Requirement. Here are some records; quote them exactly, leaving out the pictures.

Dataset records:

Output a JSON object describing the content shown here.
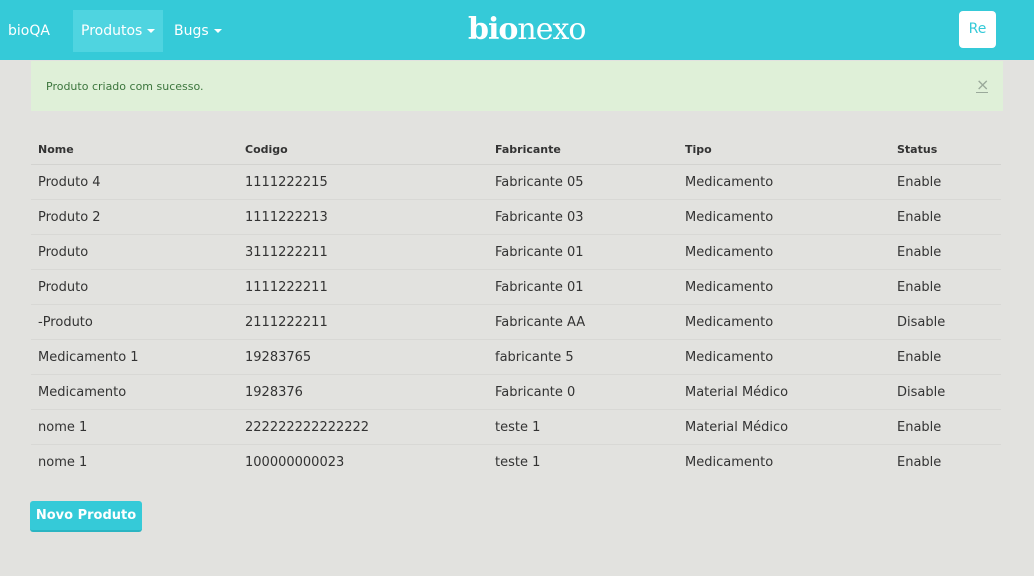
{
  "navbar": {
    "brand": "bioQA",
    "menu_produtos": "Produtos",
    "menu_bugs": "Bugs",
    "logo_bold": "bio",
    "logo_light": "nexo",
    "user_button": "Re"
  },
  "alert": {
    "message": "Produto criado com sucesso.",
    "close": "×"
  },
  "table": {
    "headers": [
      "Nome",
      "Codigo",
      "Fabricante",
      "Tipo",
      "Status"
    ],
    "rows": [
      [
        "Produto 4",
        "1111222215",
        "Fabricante 05",
        "Medicamento",
        "Enable"
      ],
      [
        "Produto 2",
        "1111222213",
        "Fabricante 03",
        "Medicamento",
        "Enable"
      ],
      [
        "Produto",
        "3111222211",
        "Fabricante 01",
        "Medicamento",
        "Enable"
      ],
      [
        "Produto",
        "1111222211",
        "Fabricante 01",
        "Medicamento",
        "Enable"
      ],
      [
        "-Produto",
        "2111222211",
        "Fabricante AA",
        "Medicamento",
        "Disable"
      ],
      [
        "Medicamento 1",
        "19283765",
        "fabricante 5",
        "Medicamento",
        "Enable"
      ],
      [
        "Medicamento",
        "1928376",
        "Fabricante 0",
        "Material Médico",
        "Disable"
      ],
      [
        "nome 1",
        "222222222222222",
        "teste 1",
        "Material Médico",
        "Enable"
      ],
      [
        "nome 1",
        "100000000023",
        "teste 1",
        "Medicamento",
        "Enable"
      ]
    ]
  },
  "actions": {
    "new_product": "Novo Produto"
  }
}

Exercise response.
Output a JSON object describing the content shown here.
{
  "navbar": {
    "brand": "bioQA",
    "menu_produtos": "Produtos",
    "menu_bugs": "Bugs",
    "logo_bold": "bio",
    "logo_light": "nexo",
    "user_button": "Re"
  },
  "alert": {
    "message": "Produto criado com sucesso.",
    "close": "×"
  },
  "table": {
    "headers": [
      "Nome",
      "Codigo",
      "Fabricante",
      "Tipo",
      "Status"
    ],
    "rows": [
      [
        "Produto 4",
        "1111222215",
        "Fabricante 05",
        "Medicamento",
        "Enable"
      ],
      [
        "Produto 2",
        "1111222213",
        "Fabricante 03",
        "Medicamento",
        "Enable"
      ],
      [
        "Produto",
        "3111222211",
        "Fabricante 01",
        "Medicamento",
        "Enable"
      ],
      [
        "Produto",
        "1111222211",
        "Fabricante 01",
        "Medicamento",
        "Enable"
      ],
      [
        "-Produto",
        "2111222211",
        "Fabricante AA",
        "Medicamento",
        "Disable"
      ],
      [
        "Medicamento 1",
        "19283765",
        "fabricante 5",
        "Medicamento",
        "Enable"
      ],
      [
        "Medicamento",
        "1928376",
        "Fabricante 0",
        "Material Médico",
        "Disable"
      ],
      [
        "nome 1",
        "222222222222222",
        "teste 1",
        "Material Médico",
        "Enable"
      ],
      [
        "nome 1",
        "100000000023",
        "teste 1",
        "Medicamento",
        "Enable"
      ]
    ]
  },
  "actions": {
    "new_product": "Novo Produto"
  }
}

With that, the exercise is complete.